The problem: Count the lines in the records below that contain the word "JSON", and reply with only that number.

The records:
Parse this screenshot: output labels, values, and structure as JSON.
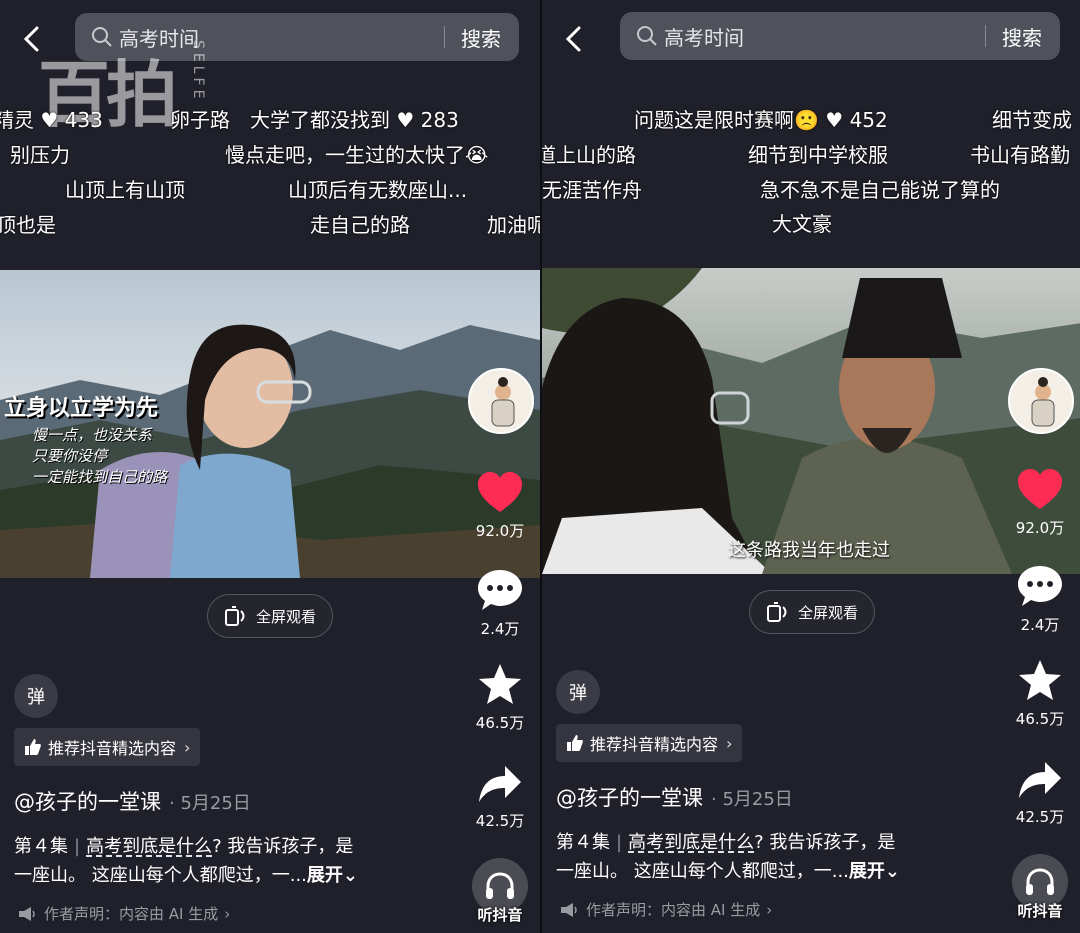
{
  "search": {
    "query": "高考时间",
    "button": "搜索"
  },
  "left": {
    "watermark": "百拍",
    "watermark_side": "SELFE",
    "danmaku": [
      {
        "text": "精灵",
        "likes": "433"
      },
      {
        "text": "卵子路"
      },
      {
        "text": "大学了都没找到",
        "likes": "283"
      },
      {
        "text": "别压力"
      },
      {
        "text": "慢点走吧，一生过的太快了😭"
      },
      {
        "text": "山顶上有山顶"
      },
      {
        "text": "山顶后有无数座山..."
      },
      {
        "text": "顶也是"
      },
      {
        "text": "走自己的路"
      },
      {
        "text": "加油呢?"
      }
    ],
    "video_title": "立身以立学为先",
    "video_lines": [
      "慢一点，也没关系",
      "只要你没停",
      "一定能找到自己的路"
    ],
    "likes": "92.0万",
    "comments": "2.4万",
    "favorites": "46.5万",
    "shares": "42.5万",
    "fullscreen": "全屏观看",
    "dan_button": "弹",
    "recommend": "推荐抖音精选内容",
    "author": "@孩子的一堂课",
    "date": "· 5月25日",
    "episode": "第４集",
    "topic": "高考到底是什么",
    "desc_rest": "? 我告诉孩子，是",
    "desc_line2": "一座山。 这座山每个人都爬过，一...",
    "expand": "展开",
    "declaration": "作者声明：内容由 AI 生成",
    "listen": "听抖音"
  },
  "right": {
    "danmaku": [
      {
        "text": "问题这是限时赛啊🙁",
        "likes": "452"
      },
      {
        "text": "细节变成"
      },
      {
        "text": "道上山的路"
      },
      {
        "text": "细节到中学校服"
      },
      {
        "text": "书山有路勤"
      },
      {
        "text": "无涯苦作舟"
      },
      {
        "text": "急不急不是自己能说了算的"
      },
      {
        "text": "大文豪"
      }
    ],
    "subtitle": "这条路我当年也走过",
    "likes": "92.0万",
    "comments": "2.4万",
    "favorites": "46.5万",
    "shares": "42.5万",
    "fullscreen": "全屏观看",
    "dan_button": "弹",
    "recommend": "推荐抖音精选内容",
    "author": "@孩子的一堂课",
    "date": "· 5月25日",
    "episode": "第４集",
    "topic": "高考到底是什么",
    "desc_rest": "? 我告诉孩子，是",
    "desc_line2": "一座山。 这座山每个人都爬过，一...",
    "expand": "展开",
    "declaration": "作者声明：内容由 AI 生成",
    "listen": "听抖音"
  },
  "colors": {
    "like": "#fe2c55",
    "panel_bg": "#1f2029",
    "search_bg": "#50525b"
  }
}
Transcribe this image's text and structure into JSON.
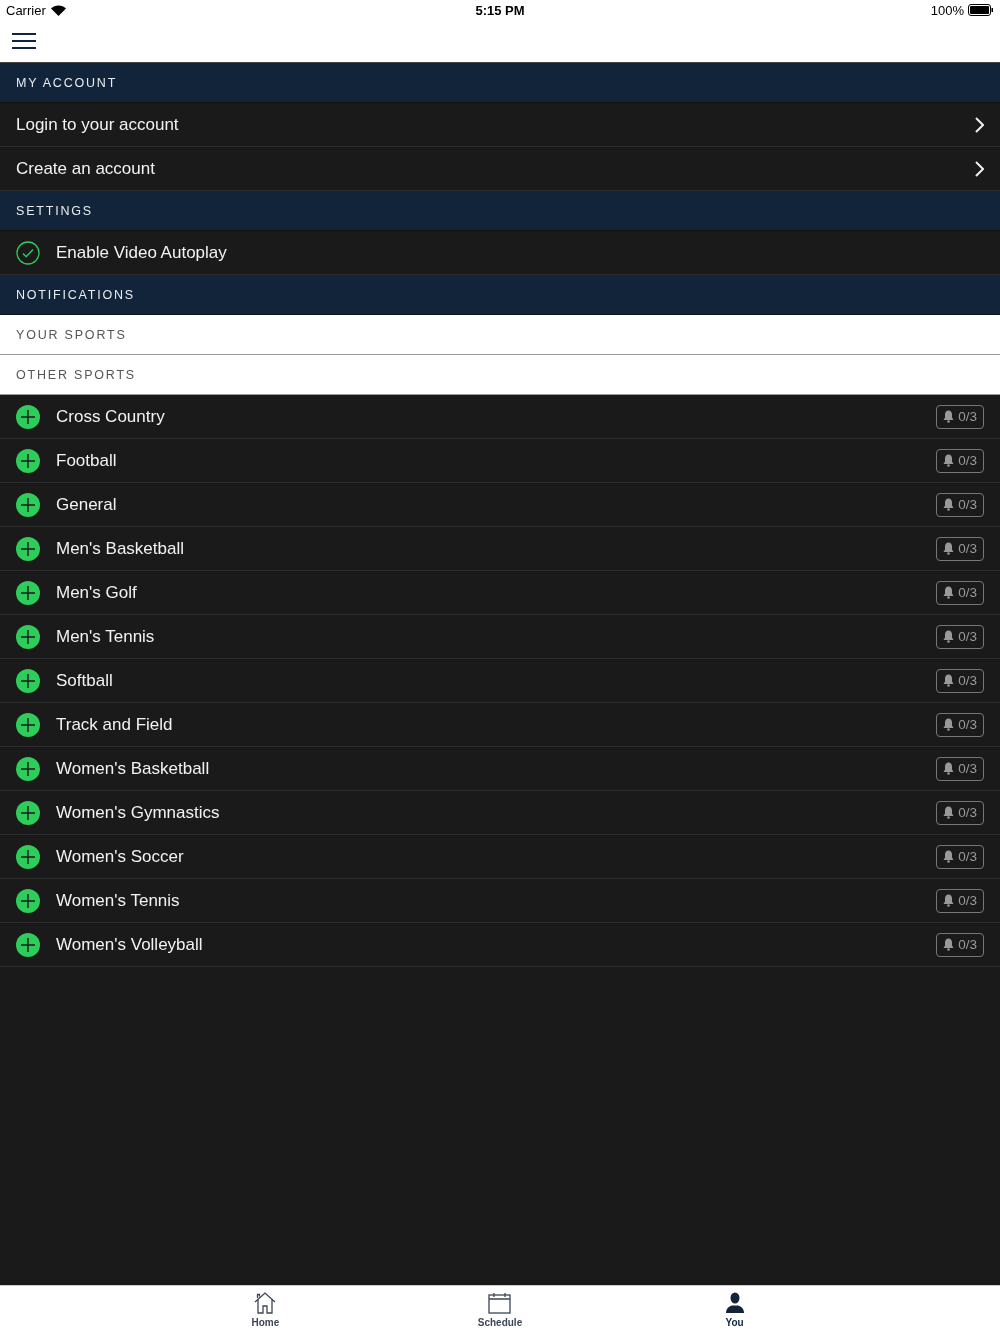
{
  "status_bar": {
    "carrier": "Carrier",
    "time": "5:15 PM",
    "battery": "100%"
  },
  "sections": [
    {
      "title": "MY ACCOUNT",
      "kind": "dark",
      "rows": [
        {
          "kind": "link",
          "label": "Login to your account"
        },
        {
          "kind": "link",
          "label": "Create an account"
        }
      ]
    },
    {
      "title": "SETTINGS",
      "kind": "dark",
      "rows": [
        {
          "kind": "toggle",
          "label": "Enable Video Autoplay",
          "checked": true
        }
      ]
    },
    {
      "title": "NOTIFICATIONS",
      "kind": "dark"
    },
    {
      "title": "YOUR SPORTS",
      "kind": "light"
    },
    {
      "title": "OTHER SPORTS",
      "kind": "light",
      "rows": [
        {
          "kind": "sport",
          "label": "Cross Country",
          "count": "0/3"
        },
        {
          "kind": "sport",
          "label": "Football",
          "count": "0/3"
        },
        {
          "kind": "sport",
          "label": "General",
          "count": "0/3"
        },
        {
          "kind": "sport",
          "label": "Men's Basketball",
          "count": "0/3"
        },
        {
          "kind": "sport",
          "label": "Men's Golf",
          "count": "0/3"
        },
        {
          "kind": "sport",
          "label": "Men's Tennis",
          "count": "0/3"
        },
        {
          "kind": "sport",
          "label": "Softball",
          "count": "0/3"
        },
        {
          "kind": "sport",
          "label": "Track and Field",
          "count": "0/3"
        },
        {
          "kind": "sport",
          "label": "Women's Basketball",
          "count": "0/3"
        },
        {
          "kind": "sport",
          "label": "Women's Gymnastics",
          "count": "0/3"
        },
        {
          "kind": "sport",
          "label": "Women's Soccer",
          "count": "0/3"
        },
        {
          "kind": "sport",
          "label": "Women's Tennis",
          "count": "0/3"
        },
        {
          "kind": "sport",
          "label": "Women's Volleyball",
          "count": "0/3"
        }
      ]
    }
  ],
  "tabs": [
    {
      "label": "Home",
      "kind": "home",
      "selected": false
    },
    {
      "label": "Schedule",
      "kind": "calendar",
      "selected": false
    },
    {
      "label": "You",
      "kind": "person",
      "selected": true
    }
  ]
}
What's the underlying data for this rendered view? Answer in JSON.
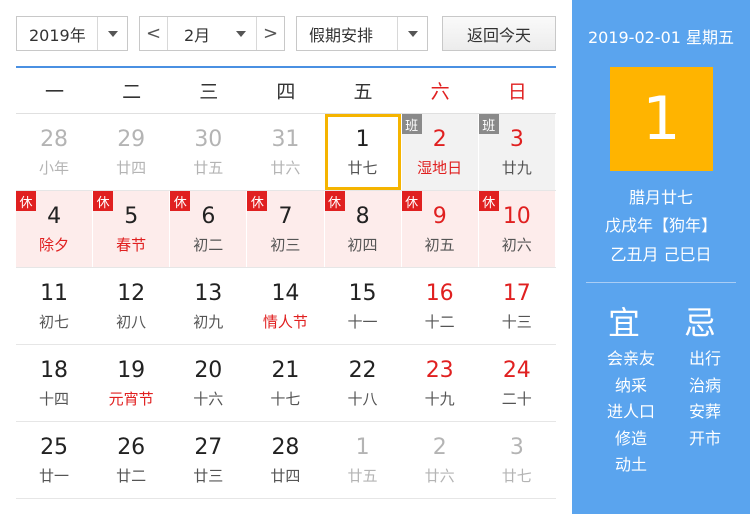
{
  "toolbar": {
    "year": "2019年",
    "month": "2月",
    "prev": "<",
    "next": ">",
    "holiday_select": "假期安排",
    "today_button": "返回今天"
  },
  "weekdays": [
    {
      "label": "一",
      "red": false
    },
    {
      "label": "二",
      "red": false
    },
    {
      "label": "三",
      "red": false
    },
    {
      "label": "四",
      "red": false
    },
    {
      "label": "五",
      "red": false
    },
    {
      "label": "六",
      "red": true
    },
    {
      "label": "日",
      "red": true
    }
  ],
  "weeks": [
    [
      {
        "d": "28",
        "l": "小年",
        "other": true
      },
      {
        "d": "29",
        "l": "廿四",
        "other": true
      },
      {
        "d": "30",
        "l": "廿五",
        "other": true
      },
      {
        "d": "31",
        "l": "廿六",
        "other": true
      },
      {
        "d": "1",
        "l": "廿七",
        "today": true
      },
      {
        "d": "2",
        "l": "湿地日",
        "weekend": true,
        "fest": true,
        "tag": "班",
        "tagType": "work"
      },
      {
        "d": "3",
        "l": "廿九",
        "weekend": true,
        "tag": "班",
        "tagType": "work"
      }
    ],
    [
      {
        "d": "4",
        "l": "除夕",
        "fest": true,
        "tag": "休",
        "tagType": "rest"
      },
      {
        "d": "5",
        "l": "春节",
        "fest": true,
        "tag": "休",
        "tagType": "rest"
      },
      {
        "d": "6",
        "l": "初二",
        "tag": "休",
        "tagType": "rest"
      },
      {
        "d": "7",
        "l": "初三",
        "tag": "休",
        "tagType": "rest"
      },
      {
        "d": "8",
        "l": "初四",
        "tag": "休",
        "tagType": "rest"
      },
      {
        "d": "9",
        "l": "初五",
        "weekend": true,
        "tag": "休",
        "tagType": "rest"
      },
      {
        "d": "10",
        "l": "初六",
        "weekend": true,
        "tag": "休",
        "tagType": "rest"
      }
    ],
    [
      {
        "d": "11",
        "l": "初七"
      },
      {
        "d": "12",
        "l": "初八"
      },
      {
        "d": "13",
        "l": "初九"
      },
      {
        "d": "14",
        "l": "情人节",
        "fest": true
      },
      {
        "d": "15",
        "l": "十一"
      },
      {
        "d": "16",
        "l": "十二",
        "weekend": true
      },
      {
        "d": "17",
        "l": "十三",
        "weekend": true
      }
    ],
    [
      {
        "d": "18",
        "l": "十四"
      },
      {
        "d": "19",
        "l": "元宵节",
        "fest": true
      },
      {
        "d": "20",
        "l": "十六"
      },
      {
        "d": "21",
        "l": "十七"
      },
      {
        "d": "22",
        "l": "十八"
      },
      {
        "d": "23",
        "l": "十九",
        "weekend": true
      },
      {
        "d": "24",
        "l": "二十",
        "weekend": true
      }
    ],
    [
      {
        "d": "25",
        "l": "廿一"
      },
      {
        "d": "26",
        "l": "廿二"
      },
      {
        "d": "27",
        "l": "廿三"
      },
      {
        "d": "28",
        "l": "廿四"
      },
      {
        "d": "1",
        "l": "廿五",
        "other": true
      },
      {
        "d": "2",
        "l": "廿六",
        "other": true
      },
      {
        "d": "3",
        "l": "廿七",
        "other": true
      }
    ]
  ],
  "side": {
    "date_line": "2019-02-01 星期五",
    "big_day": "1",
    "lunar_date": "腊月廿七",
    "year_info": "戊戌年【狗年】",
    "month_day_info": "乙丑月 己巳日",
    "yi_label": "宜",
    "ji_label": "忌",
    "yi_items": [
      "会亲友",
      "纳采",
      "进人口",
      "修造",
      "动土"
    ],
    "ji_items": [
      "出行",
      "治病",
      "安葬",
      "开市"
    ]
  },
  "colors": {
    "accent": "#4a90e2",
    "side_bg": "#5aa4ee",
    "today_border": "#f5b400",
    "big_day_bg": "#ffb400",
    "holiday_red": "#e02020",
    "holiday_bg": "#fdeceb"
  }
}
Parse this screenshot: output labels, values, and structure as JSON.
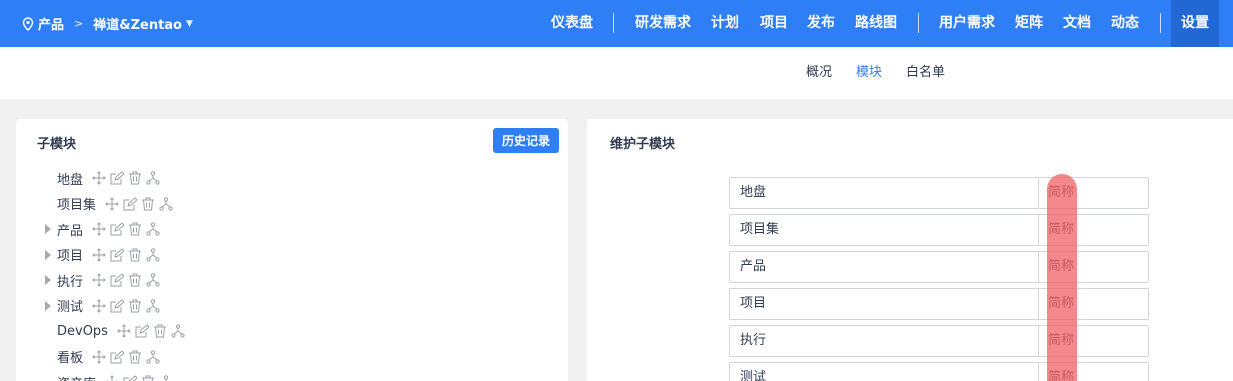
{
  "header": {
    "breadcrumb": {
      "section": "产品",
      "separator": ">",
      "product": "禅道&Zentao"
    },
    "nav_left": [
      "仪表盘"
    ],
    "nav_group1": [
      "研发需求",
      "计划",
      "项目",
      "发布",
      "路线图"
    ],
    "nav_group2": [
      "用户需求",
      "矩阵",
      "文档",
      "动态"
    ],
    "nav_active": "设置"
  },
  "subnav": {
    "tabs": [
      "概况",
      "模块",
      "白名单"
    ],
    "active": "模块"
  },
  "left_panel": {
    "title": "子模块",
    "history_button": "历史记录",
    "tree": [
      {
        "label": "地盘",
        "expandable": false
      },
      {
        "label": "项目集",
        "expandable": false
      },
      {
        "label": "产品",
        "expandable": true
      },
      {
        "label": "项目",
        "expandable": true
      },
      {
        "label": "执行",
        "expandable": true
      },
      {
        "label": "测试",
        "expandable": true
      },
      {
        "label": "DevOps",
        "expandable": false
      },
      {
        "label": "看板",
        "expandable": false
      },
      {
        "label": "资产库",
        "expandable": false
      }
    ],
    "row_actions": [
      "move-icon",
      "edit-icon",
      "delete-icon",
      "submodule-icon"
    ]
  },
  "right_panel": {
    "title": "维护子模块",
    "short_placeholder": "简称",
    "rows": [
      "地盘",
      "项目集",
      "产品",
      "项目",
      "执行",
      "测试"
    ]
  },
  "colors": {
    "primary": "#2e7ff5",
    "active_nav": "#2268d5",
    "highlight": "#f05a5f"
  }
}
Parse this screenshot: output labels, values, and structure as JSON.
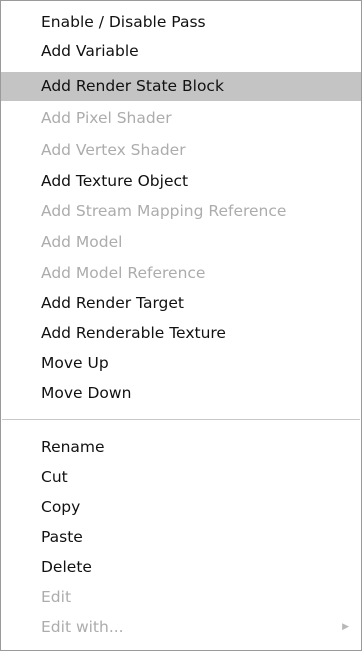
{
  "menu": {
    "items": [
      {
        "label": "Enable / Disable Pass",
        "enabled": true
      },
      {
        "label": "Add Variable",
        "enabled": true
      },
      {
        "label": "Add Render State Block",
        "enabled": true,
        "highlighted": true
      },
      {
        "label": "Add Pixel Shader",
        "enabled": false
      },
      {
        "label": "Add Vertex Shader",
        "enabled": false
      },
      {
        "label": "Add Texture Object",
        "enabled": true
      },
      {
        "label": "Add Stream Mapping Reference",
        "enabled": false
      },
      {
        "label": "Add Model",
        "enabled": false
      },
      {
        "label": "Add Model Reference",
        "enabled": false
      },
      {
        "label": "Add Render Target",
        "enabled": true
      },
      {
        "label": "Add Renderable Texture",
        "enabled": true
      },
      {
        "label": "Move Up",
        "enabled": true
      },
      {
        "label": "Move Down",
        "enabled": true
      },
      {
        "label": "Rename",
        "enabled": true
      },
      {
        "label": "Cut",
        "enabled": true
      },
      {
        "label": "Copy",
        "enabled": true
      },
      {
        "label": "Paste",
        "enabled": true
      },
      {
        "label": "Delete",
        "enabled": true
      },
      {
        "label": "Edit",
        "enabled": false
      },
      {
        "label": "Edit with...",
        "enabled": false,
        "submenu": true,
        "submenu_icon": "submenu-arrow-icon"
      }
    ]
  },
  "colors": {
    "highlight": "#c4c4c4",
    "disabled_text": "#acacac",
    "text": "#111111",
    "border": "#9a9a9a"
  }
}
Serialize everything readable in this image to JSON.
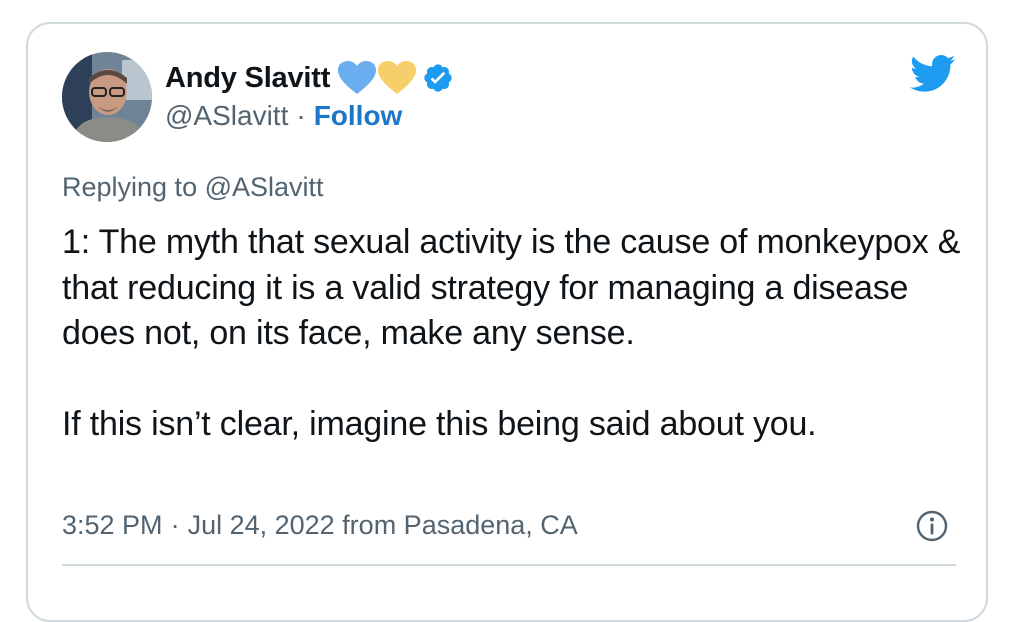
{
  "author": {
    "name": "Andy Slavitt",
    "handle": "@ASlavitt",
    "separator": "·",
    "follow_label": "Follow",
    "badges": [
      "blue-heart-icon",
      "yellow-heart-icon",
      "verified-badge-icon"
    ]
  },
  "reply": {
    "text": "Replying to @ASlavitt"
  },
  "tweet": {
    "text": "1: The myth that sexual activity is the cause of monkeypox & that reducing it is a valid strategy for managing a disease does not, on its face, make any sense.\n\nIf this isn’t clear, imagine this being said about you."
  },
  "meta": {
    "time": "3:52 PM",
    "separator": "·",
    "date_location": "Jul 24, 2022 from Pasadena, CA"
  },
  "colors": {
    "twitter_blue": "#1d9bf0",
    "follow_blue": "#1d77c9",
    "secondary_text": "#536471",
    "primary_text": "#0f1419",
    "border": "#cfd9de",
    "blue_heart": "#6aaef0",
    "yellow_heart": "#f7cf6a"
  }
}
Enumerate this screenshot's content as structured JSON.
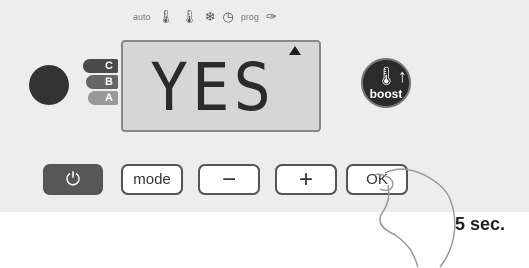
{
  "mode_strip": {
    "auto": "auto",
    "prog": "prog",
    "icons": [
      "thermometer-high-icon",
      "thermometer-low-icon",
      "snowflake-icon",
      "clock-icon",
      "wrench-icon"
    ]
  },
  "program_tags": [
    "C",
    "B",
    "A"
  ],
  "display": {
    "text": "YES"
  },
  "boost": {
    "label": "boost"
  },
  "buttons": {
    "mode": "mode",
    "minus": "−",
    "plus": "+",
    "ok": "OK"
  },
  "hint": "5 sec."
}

Correct answer: 7